__Goal__
Write out the entire listing below exactly, with the pictures left out.

__Provided records__
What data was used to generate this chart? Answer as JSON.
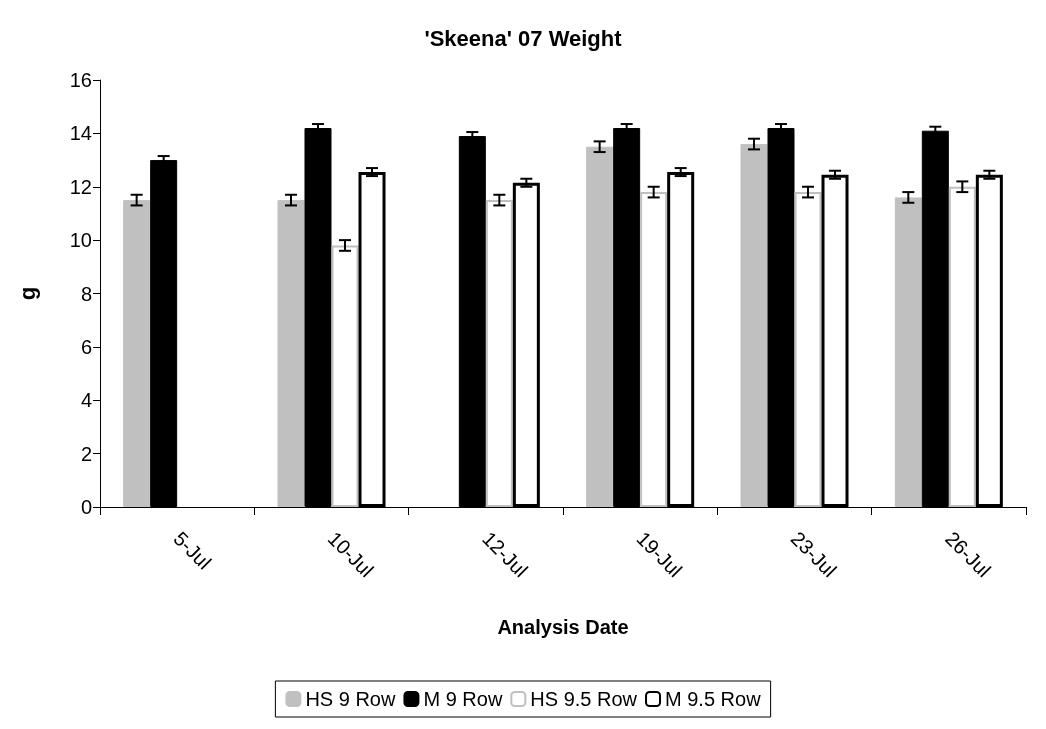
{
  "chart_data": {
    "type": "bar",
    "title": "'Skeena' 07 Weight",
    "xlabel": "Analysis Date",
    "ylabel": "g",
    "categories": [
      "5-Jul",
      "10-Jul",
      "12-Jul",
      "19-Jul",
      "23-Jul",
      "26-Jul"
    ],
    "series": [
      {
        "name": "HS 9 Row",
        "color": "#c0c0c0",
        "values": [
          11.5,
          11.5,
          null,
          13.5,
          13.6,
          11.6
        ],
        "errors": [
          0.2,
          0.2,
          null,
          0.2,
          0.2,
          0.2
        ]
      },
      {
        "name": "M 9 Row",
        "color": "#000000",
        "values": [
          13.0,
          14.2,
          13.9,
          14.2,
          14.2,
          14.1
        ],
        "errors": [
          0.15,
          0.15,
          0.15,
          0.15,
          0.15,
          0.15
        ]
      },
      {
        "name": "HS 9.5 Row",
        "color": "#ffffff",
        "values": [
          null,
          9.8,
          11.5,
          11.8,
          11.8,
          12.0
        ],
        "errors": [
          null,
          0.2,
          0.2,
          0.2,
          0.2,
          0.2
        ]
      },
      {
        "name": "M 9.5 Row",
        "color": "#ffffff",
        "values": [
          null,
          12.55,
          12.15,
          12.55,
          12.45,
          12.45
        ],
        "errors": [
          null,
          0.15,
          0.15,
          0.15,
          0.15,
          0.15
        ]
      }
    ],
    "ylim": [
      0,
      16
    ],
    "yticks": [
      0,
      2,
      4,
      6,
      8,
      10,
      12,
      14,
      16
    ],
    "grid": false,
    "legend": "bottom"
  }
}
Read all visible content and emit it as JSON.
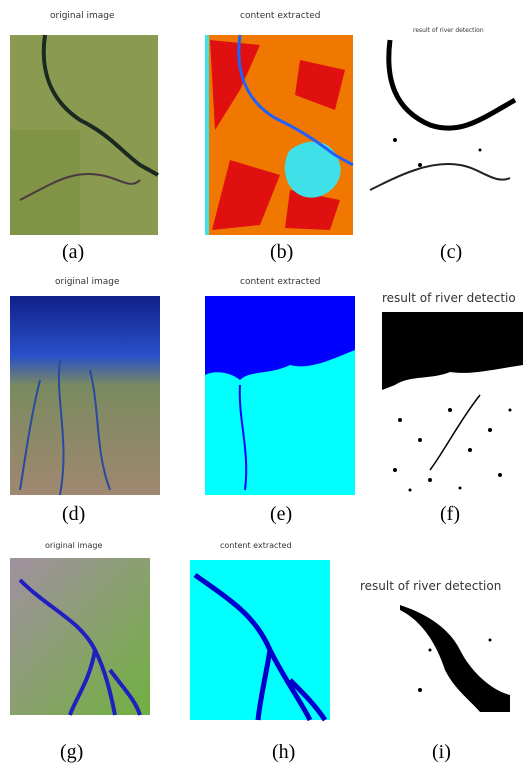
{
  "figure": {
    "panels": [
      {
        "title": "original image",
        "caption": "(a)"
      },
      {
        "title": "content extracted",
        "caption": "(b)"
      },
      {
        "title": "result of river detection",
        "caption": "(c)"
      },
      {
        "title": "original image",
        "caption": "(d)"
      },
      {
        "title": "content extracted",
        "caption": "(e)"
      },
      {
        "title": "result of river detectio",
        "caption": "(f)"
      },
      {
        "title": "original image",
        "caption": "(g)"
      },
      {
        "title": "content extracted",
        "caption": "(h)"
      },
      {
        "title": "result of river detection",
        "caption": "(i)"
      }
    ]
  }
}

__Full output__
What data was used to generate this chart? Answer as JSON.
{
  "chart_data": {
    "type": "bar",
    "title": "'Skeena' 07 Weight",
    "xlabel": "Analysis Date",
    "ylabel": "g",
    "categories": [
      "5-Jul",
      "10-Jul",
      "12-Jul",
      "19-Jul",
      "23-Jul",
      "26-Jul"
    ],
    "series": [
      {
        "name": "HS 9 Row",
        "color": "#c0c0c0",
        "values": [
          11.5,
          11.5,
          null,
          13.5,
          13.6,
          11.6
        ],
        "errors": [
          0.2,
          0.2,
          null,
          0.2,
          0.2,
          0.2
        ]
      },
      {
        "name": "M 9 Row",
        "color": "#000000",
        "values": [
          13.0,
          14.2,
          13.9,
          14.2,
          14.2,
          14.1
        ],
        "errors": [
          0.15,
          0.15,
          0.15,
          0.15,
          0.15,
          0.15
        ]
      },
      {
        "name": "HS 9.5 Row",
        "color": "#ffffff",
        "values": [
          null,
          9.8,
          11.5,
          11.8,
          11.8,
          12.0
        ],
        "errors": [
          null,
          0.2,
          0.2,
          0.2,
          0.2,
          0.2
        ]
      },
      {
        "name": "M 9.5 Row",
        "color": "#ffffff",
        "values": [
          null,
          12.55,
          12.15,
          12.55,
          12.45,
          12.45
        ],
        "errors": [
          null,
          0.15,
          0.15,
          0.15,
          0.15,
          0.15
        ]
      }
    ],
    "ylim": [
      0,
      16
    ],
    "yticks": [
      0,
      2,
      4,
      6,
      8,
      10,
      12,
      14,
      16
    ],
    "grid": false,
    "legend": "bottom"
  }
}
Read all visible content and emit it as JSON.
{
  "figure": {
    "panels": [
      {
        "title": "original image",
        "caption": "(a)"
      },
      {
        "title": "content extracted",
        "caption": "(b)"
      },
      {
        "title": "result of river detection",
        "caption": "(c)"
      },
      {
        "title": "original image",
        "caption": "(d)"
      },
      {
        "title": "content extracted",
        "caption": "(e)"
      },
      {
        "title": "result of river detectio",
        "caption": "(f)"
      },
      {
        "title": "original image",
        "caption": "(g)"
      },
      {
        "title": "content extracted",
        "caption": "(h)"
      },
      {
        "title": "result of river detection",
        "caption": "(i)"
      }
    ]
  }
}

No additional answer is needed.